## What the task asks:
Below are some entries. Copy each line that holds the string "JSON".

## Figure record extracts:
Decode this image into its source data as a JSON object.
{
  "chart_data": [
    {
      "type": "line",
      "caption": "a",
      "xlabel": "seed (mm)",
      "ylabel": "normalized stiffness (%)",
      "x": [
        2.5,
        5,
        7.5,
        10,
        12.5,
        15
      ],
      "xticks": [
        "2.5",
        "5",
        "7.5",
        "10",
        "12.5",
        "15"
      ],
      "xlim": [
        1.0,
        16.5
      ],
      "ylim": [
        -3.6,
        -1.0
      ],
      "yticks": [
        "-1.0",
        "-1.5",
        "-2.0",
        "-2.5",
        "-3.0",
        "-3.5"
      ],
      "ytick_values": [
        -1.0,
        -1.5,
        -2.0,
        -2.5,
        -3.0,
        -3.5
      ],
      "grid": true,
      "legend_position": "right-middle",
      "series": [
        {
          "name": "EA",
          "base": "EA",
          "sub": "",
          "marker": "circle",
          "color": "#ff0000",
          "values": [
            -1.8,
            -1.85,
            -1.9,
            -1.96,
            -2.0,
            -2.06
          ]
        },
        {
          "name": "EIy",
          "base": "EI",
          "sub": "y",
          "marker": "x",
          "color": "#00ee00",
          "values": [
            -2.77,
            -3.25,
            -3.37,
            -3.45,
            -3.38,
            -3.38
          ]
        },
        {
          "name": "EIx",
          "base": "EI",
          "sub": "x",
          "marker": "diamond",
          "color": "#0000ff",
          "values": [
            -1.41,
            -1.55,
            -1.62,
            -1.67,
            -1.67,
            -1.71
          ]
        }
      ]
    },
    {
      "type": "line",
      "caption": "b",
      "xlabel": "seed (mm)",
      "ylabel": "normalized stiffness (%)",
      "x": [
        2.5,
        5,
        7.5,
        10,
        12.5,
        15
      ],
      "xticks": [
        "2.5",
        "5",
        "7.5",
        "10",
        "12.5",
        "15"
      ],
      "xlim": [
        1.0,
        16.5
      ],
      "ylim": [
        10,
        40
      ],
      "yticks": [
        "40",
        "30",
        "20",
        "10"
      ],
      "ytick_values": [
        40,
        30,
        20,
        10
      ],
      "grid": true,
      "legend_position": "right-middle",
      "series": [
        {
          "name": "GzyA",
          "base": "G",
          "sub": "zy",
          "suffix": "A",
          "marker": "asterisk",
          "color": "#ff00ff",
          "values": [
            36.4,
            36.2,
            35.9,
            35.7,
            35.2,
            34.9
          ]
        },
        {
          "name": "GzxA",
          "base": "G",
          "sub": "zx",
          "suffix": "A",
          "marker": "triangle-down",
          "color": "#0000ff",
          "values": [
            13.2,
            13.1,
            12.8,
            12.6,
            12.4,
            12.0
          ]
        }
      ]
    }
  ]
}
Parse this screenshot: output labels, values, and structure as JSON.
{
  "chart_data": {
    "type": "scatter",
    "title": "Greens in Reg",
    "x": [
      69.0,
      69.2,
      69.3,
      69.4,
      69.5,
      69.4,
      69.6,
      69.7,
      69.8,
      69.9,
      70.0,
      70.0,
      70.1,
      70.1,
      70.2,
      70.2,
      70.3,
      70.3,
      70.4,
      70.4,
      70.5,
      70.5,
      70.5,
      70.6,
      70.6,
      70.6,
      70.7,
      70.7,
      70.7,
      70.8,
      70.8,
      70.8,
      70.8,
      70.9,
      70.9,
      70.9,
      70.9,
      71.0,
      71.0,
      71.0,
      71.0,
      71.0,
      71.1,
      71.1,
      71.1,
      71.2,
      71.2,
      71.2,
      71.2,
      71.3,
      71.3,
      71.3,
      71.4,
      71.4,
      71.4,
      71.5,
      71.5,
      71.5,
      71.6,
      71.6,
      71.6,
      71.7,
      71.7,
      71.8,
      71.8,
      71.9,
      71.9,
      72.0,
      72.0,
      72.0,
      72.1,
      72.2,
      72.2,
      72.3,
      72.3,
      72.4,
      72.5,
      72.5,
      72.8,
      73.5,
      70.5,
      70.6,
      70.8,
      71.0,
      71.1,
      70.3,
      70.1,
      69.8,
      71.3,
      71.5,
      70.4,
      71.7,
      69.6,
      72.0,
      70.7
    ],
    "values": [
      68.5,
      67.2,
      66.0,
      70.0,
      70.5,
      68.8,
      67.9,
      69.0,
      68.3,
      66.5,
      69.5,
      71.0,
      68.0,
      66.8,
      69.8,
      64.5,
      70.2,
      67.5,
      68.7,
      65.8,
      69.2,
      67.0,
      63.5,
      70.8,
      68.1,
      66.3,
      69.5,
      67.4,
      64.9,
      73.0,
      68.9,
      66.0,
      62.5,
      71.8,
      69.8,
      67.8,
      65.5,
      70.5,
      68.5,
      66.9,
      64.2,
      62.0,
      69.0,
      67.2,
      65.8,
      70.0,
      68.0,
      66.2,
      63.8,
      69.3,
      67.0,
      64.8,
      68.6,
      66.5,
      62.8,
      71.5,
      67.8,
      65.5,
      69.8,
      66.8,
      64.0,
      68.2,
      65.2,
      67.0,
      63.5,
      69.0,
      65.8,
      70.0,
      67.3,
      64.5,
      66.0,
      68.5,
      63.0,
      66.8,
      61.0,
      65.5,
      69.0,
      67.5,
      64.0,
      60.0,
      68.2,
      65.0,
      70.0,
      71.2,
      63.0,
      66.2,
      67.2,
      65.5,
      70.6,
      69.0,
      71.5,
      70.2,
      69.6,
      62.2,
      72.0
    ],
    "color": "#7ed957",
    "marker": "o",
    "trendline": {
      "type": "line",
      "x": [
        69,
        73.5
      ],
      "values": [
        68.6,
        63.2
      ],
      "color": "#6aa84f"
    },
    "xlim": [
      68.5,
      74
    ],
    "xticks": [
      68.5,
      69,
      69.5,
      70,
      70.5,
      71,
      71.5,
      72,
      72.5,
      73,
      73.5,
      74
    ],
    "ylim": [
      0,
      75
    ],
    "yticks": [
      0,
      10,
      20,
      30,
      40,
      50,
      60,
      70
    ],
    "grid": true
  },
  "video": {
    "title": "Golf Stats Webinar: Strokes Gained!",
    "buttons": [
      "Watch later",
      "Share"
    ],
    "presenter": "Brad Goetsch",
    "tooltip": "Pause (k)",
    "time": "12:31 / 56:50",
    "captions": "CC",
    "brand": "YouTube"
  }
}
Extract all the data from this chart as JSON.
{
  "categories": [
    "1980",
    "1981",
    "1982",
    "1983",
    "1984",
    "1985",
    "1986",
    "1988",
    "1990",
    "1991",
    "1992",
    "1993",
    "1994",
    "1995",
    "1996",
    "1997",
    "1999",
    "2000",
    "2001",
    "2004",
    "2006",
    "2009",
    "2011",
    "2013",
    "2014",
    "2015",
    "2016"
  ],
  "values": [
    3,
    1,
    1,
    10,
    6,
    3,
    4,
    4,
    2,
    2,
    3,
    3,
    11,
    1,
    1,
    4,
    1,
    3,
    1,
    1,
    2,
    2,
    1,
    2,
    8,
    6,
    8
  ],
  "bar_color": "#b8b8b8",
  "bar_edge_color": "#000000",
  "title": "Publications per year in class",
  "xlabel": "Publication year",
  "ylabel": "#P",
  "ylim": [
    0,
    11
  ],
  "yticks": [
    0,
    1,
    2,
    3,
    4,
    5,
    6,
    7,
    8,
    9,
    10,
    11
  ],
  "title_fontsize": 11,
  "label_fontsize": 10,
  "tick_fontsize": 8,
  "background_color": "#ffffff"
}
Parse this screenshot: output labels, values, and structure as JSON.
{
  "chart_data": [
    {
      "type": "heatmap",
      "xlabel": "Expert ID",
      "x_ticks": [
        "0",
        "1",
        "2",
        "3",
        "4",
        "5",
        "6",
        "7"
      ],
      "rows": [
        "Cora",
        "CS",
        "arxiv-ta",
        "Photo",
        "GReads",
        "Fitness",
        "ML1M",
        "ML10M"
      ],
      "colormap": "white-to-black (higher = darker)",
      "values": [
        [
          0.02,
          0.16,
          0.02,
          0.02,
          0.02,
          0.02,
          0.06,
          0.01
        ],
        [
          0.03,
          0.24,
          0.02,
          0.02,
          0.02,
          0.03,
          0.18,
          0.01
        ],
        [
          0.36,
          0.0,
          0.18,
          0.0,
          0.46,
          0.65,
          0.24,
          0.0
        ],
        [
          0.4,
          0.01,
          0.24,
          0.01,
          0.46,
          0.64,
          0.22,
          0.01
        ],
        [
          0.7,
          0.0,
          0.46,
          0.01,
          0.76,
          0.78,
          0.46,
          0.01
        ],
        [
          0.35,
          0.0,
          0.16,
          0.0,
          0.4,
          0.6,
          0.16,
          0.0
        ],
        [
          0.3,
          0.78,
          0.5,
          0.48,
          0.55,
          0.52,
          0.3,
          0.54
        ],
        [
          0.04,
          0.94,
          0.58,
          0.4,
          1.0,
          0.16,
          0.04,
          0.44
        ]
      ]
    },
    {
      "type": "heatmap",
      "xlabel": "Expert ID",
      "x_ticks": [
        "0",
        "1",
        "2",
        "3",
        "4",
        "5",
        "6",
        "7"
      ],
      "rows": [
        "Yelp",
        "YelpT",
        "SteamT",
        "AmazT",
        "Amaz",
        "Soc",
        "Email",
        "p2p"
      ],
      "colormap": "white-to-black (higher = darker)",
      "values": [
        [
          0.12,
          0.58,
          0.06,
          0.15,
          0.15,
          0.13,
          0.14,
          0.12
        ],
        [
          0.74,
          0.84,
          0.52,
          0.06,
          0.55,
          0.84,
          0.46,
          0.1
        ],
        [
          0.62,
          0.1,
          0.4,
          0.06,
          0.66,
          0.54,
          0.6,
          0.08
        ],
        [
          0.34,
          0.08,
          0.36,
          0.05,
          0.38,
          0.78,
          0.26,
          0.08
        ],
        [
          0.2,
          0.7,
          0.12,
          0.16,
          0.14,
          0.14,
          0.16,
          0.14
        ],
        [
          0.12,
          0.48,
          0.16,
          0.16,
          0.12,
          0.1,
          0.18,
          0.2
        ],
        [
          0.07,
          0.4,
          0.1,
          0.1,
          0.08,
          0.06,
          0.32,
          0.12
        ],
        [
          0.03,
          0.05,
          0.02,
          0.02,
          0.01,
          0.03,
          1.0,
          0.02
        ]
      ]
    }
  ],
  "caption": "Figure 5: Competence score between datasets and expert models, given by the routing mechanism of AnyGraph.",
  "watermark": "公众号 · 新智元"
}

## Exercise answer:
Decode this image into its source data as a JSON object.
Parse this screenshot: output labels, values, and structure as JSON.
Extract all the data from this chart as JSON.
Parse this screenshot: output labels, values, and structure as JSON.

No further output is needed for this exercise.